_The request_
Word for word, quote all of the material, omitting the pictures.

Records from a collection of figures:
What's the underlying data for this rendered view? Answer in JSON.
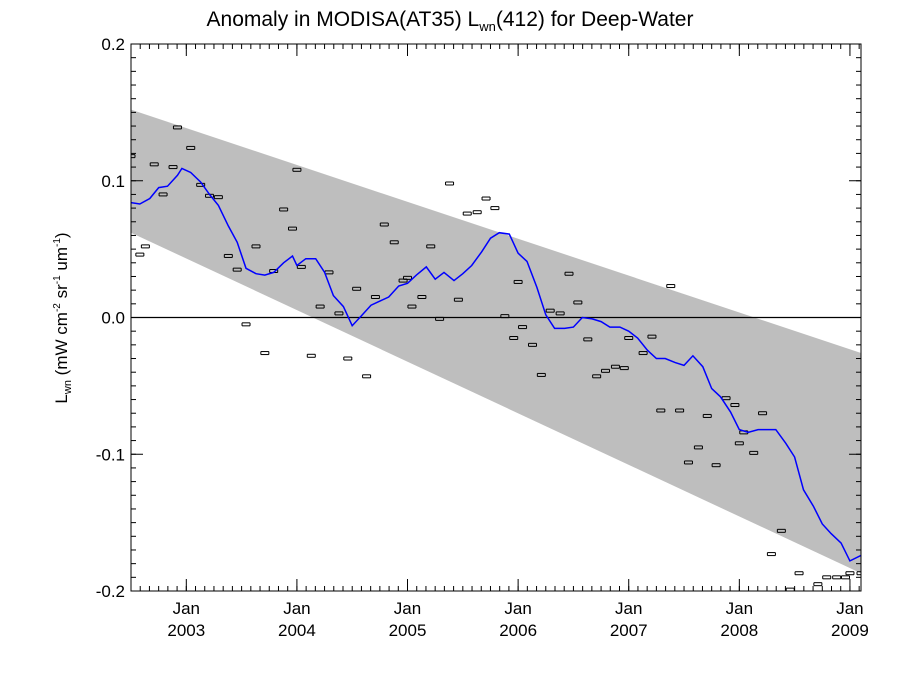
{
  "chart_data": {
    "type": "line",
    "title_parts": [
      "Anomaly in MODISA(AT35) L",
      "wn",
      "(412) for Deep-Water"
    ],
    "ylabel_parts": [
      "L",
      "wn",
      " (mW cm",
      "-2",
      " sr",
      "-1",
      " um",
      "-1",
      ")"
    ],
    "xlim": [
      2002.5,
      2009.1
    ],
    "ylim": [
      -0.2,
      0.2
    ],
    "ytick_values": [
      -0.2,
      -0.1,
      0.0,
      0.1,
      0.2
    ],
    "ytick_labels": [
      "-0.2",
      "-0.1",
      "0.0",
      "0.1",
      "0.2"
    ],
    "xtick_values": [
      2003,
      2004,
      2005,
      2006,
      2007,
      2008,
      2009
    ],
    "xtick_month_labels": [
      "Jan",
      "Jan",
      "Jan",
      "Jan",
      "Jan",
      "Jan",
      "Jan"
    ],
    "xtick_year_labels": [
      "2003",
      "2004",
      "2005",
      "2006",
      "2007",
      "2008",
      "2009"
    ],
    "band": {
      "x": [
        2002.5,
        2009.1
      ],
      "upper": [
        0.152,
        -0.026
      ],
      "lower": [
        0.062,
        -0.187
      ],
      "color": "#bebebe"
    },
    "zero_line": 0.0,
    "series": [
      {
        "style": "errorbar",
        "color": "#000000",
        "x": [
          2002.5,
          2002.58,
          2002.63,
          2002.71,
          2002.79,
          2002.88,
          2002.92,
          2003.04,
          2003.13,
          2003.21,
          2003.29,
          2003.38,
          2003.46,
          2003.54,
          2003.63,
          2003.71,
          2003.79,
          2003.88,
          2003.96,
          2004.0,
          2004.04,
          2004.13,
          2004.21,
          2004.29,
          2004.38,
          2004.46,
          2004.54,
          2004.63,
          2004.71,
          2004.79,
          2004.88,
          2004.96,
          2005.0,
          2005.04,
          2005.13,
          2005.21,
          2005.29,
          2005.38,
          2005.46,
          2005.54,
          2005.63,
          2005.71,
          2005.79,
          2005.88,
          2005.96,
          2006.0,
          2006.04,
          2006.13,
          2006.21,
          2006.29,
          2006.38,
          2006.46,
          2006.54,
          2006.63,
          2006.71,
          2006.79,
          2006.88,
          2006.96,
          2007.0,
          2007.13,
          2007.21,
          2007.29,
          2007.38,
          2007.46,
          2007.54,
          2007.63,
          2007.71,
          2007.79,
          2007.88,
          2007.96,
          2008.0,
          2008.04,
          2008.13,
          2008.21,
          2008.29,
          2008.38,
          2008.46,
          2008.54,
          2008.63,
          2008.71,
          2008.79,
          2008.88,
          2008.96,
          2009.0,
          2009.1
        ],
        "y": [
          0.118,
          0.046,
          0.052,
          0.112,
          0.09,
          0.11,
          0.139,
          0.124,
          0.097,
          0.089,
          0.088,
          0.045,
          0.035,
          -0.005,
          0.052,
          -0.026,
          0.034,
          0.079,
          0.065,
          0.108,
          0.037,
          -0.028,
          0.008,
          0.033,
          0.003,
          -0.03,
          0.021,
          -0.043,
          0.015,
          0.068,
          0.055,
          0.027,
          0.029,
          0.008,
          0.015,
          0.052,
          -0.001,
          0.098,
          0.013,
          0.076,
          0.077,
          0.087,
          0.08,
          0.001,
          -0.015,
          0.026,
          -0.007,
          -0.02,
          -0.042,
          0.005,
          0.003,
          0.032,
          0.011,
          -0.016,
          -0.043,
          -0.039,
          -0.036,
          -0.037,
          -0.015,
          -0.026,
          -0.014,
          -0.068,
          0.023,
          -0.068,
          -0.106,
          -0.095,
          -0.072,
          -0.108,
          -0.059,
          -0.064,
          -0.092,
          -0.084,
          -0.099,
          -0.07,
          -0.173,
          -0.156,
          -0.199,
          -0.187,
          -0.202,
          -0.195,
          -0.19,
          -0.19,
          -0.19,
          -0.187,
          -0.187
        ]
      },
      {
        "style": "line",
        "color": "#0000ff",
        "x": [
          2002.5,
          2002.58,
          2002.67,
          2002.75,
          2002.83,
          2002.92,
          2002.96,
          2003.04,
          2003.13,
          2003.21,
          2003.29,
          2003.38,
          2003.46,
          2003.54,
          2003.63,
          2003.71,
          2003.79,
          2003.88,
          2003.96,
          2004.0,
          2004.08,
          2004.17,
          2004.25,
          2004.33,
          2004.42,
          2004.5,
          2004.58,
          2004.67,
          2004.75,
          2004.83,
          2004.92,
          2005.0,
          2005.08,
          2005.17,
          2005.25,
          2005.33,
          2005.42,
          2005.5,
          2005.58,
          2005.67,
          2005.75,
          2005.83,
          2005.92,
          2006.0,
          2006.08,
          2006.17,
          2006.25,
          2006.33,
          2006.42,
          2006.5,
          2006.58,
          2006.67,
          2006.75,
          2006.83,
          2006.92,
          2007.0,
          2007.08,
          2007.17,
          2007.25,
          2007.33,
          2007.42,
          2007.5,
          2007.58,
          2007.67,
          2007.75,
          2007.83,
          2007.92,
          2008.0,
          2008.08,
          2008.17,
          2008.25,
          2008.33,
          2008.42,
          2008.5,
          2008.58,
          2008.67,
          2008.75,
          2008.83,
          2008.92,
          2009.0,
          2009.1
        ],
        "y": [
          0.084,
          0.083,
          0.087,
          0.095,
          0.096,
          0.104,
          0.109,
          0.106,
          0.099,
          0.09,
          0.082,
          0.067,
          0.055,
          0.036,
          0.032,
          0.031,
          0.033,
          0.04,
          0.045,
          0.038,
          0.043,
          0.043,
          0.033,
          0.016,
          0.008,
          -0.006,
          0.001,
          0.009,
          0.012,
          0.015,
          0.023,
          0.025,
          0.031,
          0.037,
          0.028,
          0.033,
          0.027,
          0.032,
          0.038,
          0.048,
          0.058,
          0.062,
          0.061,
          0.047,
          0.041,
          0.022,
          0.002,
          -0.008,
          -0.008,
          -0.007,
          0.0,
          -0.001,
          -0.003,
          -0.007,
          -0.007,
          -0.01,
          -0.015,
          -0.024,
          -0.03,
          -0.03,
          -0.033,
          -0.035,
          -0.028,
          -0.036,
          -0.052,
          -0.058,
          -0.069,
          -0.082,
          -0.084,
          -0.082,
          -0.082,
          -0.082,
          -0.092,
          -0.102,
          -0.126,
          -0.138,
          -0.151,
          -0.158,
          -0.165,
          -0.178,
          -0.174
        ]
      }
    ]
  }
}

_Solution to this exercise_
What's the underlying data for this rendered view? Answer in JSON.
{
  "chart_data": {
    "type": "line",
    "title_parts": [
      "Anomaly in MODISA(AT35) L",
      "wn",
      "(412) for Deep-Water"
    ],
    "ylabel_parts": [
      "L",
      "wn",
      " (mW cm",
      "-2",
      " sr",
      "-1",
      " um",
      "-1",
      ")"
    ],
    "xlim": [
      2002.5,
      2009.1
    ],
    "ylim": [
      -0.2,
      0.2
    ],
    "ytick_values": [
      -0.2,
      -0.1,
      0.0,
      0.1,
      0.2
    ],
    "ytick_labels": [
      "-0.2",
      "-0.1",
      "0.0",
      "0.1",
      "0.2"
    ],
    "xtick_values": [
      2003,
      2004,
      2005,
      2006,
      2007,
      2008,
      2009
    ],
    "xtick_month_labels": [
      "Jan",
      "Jan",
      "Jan",
      "Jan",
      "Jan",
      "Jan",
      "Jan"
    ],
    "xtick_year_labels": [
      "2003",
      "2004",
      "2005",
      "2006",
      "2007",
      "2008",
      "2009"
    ],
    "band": {
      "x": [
        2002.5,
        2009.1
      ],
      "upper": [
        0.152,
        -0.026
      ],
      "lower": [
        0.062,
        -0.187
      ],
      "color": "#bebebe"
    },
    "zero_line": 0.0,
    "series": [
      {
        "style": "errorbar",
        "color": "#000000",
        "x": [
          2002.5,
          2002.58,
          2002.63,
          2002.71,
          2002.79,
          2002.88,
          2002.92,
          2003.04,
          2003.13,
          2003.21,
          2003.29,
          2003.38,
          2003.46,
          2003.54,
          2003.63,
          2003.71,
          2003.79,
          2003.88,
          2003.96,
          2004.0,
          2004.04,
          2004.13,
          2004.21,
          2004.29,
          2004.38,
          2004.46,
          2004.54,
          2004.63,
          2004.71,
          2004.79,
          2004.88,
          2004.96,
          2005.0,
          2005.04,
          2005.13,
          2005.21,
          2005.29,
          2005.38,
          2005.46,
          2005.54,
          2005.63,
          2005.71,
          2005.79,
          2005.88,
          2005.96,
          2006.0,
          2006.04,
          2006.13,
          2006.21,
          2006.29,
          2006.38,
          2006.46,
          2006.54,
          2006.63,
          2006.71,
          2006.79,
          2006.88,
          2006.96,
          2007.0,
          2007.13,
          2007.21,
          2007.29,
          2007.38,
          2007.46,
          2007.54,
          2007.63,
          2007.71,
          2007.79,
          2007.88,
          2007.96,
          2008.0,
          2008.04,
          2008.13,
          2008.21,
          2008.29,
          2008.38,
          2008.46,
          2008.54,
          2008.63,
          2008.71,
          2008.79,
          2008.88,
          2008.96,
          2009.0,
          2009.1
        ],
        "y": [
          0.118,
          0.046,
          0.052,
          0.112,
          0.09,
          0.11,
          0.139,
          0.124,
          0.097,
          0.089,
          0.088,
          0.045,
          0.035,
          -0.005,
          0.052,
          -0.026,
          0.034,
          0.079,
          0.065,
          0.108,
          0.037,
          -0.028,
          0.008,
          0.033,
          0.003,
          -0.03,
          0.021,
          -0.043,
          0.015,
          0.068,
          0.055,
          0.027,
          0.029,
          0.008,
          0.015,
          0.052,
          -0.001,
          0.098,
          0.013,
          0.076,
          0.077,
          0.087,
          0.08,
          0.001,
          -0.015,
          0.026,
          -0.007,
          -0.02,
          -0.042,
          0.005,
          0.003,
          0.032,
          0.011,
          -0.016,
          -0.043,
          -0.039,
          -0.036,
          -0.037,
          -0.015,
          -0.026,
          -0.014,
          -0.068,
          0.023,
          -0.068,
          -0.106,
          -0.095,
          -0.072,
          -0.108,
          -0.059,
          -0.064,
          -0.092,
          -0.084,
          -0.099,
          -0.07,
          -0.173,
          -0.156,
          -0.199,
          -0.187,
          -0.202,
          -0.195,
          -0.19,
          -0.19,
          -0.19,
          -0.187,
          -0.187
        ]
      },
      {
        "style": "line",
        "color": "#0000ff",
        "x": [
          2002.5,
          2002.58,
          2002.67,
          2002.75,
          2002.83,
          2002.92,
          2002.96,
          2003.04,
          2003.13,
          2003.21,
          2003.29,
          2003.38,
          2003.46,
          2003.54,
          2003.63,
          2003.71,
          2003.79,
          2003.88,
          2003.96,
          2004.0,
          2004.08,
          2004.17,
          2004.25,
          2004.33,
          2004.42,
          2004.5,
          2004.58,
          2004.67,
          2004.75,
          2004.83,
          2004.92,
          2005.0,
          2005.08,
          2005.17,
          2005.25,
          2005.33,
          2005.42,
          2005.5,
          2005.58,
          2005.67,
          2005.75,
          2005.83,
          2005.92,
          2006.0,
          2006.08,
          2006.17,
          2006.25,
          2006.33,
          2006.42,
          2006.5,
          2006.58,
          2006.67,
          2006.75,
          2006.83,
          2006.92,
          2007.0,
          2007.08,
          2007.17,
          2007.25,
          2007.33,
          2007.42,
          2007.5,
          2007.58,
          2007.67,
          2007.75,
          2007.83,
          2007.92,
          2008.0,
          2008.08,
          2008.17,
          2008.25,
          2008.33,
          2008.42,
          2008.5,
          2008.58,
          2008.67,
          2008.75,
          2008.83,
          2008.92,
          2009.0,
          2009.1
        ],
        "y": [
          0.084,
          0.083,
          0.087,
          0.095,
          0.096,
          0.104,
          0.109,
          0.106,
          0.099,
          0.09,
          0.082,
          0.067,
          0.055,
          0.036,
          0.032,
          0.031,
          0.033,
          0.04,
          0.045,
          0.038,
          0.043,
          0.043,
          0.033,
          0.016,
          0.008,
          -0.006,
          0.001,
          0.009,
          0.012,
          0.015,
          0.023,
          0.025,
          0.031,
          0.037,
          0.028,
          0.033,
          0.027,
          0.032,
          0.038,
          0.048,
          0.058,
          0.062,
          0.061,
          0.047,
          0.041,
          0.022,
          0.002,
          -0.008,
          -0.008,
          -0.007,
          0.0,
          -0.001,
          -0.003,
          -0.007,
          -0.007,
          -0.01,
          -0.015,
          -0.024,
          -0.03,
          -0.03,
          -0.033,
          -0.035,
          -0.028,
          -0.036,
          -0.052,
          -0.058,
          -0.069,
          -0.082,
          -0.084,
          -0.082,
          -0.082,
          -0.082,
          -0.092,
          -0.102,
          -0.126,
          -0.138,
          -0.151,
          -0.158,
          -0.165,
          -0.178,
          -0.174
        ]
      }
    ]
  }
}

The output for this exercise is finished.